- **SUPPLIED DATA**:
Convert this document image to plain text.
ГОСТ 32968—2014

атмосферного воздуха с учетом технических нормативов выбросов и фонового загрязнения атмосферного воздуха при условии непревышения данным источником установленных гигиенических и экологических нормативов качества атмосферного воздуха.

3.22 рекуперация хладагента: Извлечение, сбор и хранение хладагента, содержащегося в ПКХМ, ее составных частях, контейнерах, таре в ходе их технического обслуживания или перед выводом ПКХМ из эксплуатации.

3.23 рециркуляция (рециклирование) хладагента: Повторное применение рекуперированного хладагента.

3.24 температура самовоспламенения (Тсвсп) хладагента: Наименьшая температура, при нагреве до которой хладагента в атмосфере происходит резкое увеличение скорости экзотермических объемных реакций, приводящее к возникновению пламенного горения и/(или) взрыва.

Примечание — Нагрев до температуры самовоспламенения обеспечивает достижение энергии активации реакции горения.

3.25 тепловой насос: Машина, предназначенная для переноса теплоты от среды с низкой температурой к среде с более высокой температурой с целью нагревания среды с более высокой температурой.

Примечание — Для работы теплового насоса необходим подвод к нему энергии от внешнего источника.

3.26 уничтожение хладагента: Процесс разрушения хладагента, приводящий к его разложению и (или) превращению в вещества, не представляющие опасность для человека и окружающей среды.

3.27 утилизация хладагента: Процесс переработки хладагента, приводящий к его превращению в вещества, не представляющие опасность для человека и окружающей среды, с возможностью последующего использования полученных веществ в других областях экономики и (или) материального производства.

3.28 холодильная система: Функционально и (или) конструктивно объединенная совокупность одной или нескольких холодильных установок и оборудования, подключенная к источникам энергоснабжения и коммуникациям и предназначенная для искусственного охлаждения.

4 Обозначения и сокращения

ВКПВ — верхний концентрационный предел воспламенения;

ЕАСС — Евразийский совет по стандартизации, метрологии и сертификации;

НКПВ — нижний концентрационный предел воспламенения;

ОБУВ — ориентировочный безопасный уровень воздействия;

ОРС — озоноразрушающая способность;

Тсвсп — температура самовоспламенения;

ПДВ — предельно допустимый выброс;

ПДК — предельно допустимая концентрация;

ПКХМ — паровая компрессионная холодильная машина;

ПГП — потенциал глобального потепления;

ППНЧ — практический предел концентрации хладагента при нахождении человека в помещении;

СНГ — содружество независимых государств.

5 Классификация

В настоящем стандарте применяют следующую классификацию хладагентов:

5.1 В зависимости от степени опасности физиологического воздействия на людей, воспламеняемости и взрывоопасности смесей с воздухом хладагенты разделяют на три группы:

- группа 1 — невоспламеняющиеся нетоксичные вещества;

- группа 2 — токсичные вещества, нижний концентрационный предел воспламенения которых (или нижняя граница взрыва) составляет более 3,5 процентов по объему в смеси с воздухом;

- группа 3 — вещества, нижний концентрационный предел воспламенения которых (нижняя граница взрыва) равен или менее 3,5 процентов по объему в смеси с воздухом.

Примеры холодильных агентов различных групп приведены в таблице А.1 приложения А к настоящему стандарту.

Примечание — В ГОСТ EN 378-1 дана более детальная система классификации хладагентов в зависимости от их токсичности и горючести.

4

- **GIVEN REQUEST**: How many lines in the listing above contain the string "Примечание"? Answer with the number only.

- **TASK RESPONSE**: 3